-- Given request --
Please print the full listing exactly.

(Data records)
[start]
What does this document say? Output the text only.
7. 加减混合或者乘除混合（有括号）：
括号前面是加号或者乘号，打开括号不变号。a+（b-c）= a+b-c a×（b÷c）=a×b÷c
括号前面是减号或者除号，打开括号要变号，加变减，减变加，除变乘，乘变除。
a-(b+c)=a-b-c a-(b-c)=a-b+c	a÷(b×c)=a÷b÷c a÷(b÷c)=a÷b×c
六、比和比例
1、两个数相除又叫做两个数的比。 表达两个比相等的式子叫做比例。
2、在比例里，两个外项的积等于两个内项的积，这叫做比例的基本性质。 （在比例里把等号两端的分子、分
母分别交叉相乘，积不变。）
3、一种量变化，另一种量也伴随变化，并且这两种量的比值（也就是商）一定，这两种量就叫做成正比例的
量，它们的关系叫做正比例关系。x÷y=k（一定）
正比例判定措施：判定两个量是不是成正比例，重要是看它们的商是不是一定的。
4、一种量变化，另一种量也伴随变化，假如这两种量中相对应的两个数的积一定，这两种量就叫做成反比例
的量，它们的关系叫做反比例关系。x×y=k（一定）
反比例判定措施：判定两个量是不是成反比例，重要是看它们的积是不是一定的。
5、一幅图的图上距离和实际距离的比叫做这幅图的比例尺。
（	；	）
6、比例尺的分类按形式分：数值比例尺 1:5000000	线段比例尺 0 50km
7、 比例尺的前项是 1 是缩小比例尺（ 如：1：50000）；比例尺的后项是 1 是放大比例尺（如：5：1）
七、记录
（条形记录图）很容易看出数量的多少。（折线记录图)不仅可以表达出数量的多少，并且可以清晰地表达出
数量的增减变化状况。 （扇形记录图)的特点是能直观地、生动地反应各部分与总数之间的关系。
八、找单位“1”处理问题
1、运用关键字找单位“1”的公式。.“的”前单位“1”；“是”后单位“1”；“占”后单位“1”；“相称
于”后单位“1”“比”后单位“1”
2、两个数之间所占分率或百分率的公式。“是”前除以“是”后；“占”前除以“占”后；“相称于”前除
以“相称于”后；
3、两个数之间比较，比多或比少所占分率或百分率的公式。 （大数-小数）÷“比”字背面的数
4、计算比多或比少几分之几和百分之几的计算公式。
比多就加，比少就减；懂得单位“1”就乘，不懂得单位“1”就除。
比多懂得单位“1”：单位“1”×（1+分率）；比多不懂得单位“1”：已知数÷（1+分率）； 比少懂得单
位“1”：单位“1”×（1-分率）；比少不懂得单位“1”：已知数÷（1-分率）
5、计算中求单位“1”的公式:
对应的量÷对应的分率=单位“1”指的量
[end]
-- Full response --
What does this document say? Output the text only.
7. 加减混合或者乘除混合（有括号）：
括号前面是加号或者乘号，打开括号不变号。a+（b-c）= a+b-c a×（b÷c）=a×b÷c
括号前面是减号或者除号，打开括号要变号，加变减，减变加，除变乘，乘变除。
a-(b+c)=a-b-c a-(b-c)=a-b+c	a÷(b×c)=a÷b÷c a÷(b÷c)=a÷b×c
六、比和比例
1、两个数相除又叫做两个数的比。 表达两个比相等的式子叫做比例。
2、在比例里，两个外项的积等于两个内项的积，这叫做比例的基本性质。 （在比例里把等号两端的分子、分
母分别交叉相乘，积不变。）
3、一种量变化，另一种量也伴随变化，并且这两种量的比值（也就是商）一定，这两种量就叫做成正比例的
量，它们的关系叫做正比例关系。x÷y=k（一定）
正比例判定措施：判定两个量是不是成正比例，重要是看它们的商是不是一定的。
4、一种量变化，另一种量也伴随变化，假如这两种量中相对应的两个数的积一定，这两种量就叫做成反比例
的量，它们的关系叫做反比例关系。x×y=k（一定）
反比例判定措施：判定两个量是不是成反比例，重要是看它们的积是不是一定的。
5、一幅图的图上距离和实际距离的比叫做这幅图的比例尺。
（	；	）
6、比例尺的分类按形式分：数值比例尺 1:5000000	线段比例尺 0 50km
7、 比例尺的前项是 1 是缩小比例尺（ 如：1：50000）；比例尺的后项是 1 是放大比例尺（如：5：1）
七、记录
（条形记录图）很容易看出数量的多少。（折线记录图)不仅可以表达出数量的多少，并且可以清晰地表达出
数量的增减变化状况。 （扇形记录图)的特点是能直观地、生动地反应各部分与总数之间的关系。
八、找单位“1”处理问题
1、运用关键字找单位“1”的公式。.“的”前单位“1”；“是”后单位“1”；“占”后单位“1”；“相称
于”后单位“1”“比”后单位“1”
2、两个数之间所占分率或百分率的公式。“是”前除以“是”后；“占”前除以“占”后；“相称于”前除
以“相称于”后；
3、两个数之间比较，比多或比少所占分率或百分率的公式。 （大数-小数）÷“比”字背面的数
4、计算比多或比少几分之几和百分之几的计算公式。
比多就加，比少就减；懂得单位“1”就乘，不懂得单位“1”就除。
比多懂得单位“1”：单位“1”×（1+分率）；比多不懂得单位“1”：已知数÷（1+分率）； 比少懂得单
位“1”：单位“1”×（1-分率）；比少不懂得单位“1”：已知数÷（1-分率）
5、计算中求单位“1”的公式:
对应的量÷对应的分率=单位“1”指的量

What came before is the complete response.